Material to process
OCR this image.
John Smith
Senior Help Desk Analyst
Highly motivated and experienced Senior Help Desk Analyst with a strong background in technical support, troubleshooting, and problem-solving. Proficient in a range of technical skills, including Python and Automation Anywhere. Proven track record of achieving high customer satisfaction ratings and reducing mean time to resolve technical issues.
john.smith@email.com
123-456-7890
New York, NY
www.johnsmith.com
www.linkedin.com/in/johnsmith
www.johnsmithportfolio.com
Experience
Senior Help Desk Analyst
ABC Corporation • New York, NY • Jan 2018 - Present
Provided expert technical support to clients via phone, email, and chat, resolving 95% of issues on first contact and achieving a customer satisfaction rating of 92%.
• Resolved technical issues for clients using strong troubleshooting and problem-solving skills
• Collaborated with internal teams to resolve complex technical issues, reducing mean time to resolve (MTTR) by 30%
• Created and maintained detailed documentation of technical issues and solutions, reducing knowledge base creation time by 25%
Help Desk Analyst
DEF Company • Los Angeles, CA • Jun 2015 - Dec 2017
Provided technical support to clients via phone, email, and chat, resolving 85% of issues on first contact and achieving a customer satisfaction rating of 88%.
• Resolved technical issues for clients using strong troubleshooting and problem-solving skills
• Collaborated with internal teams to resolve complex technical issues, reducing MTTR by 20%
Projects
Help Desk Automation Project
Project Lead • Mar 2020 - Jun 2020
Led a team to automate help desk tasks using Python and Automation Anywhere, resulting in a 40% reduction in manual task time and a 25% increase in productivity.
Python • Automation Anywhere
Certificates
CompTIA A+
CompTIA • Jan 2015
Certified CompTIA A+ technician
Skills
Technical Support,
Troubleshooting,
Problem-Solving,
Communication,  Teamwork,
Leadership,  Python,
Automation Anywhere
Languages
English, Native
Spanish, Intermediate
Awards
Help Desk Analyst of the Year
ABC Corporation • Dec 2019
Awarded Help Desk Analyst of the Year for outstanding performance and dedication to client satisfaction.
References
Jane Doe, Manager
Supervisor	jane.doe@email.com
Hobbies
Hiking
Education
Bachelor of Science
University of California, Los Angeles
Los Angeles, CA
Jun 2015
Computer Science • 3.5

Do this
Reproduce the material in full, with no word added or dropped.

Solution to this exercise
OCR this image.
John Smith
Senior Help Desk Analyst
Highly motivated and experienced Senior Help Desk Analyst with a strong background in technical support, troubleshooting, and problem-solving. Proficient in a range of technical skills, including Python and Automation Anywhere. Proven track record of achieving high customer satisfaction ratings and reducing mean time to resolve technical issues.
john.smith@email.com
123-456-7890
New York, NY
www.johnsmith.com
www.linkedin.com/in/johnsmith
www.johnsmithportfolio.com
Experience
Senior Help Desk Analyst
ABC Corporation • New York, NY • Jan 2018 - Present
Provided expert technical support to clients via phone, email, and chat, resolving 95% of issues on first contact and achieving a customer satisfaction rating of 92%.
• Resolved technical issues for clients using strong troubleshooting and problem-solving skills
• Collaborated with internal teams to resolve complex technical issues, reducing mean time to resolve (MTTR) by 30%
• Created and maintained detailed documentation of technical issues and solutions, reducing knowledge base creation time by 25%
Help Desk Analyst
DEF Company • Los Angeles, CA • Jun 2015 - Dec 2017
Provided technical support to clients via phone, email, and chat, resolving 85% of issues on first contact and achieving a customer satisfaction rating of 88%.
• Resolved technical issues for clients using strong troubleshooting and problem-solving skills
• Collaborated with internal teams to resolve complex technical issues, reducing MTTR by 20%
Projects
Help Desk Automation Project
Project Lead • Mar 2020 - Jun 2020
Led a team to automate help desk tasks using Python and Automation Anywhere, resulting in a 40% reduction in manual task time and a 25% increase in productivity.
Python • Automation Anywhere
Certificates
CompTIA A+
CompTIA • Jan 2015
Certified CompTIA A+ technician
Skills
Technical Support,
Troubleshooting,
Problem-Solving,
Communication,  Teamwork,
Leadership,  Python,
Automation Anywhere
Languages
English, Native
Spanish, Intermediate
Awards
Help Desk Analyst of the Year
ABC Corporation • Dec 2019
Awarded Help Desk Analyst of the Year for outstanding performance and dedication to client satisfaction.
References
Jane Doe, Manager
Supervisor	jane.doe@email.com
Hobbies
Hiking
Education
Bachelor of Science
University of California, Los Angeles
Los Angeles, CA
Jun 2015
Computer Science • 3.5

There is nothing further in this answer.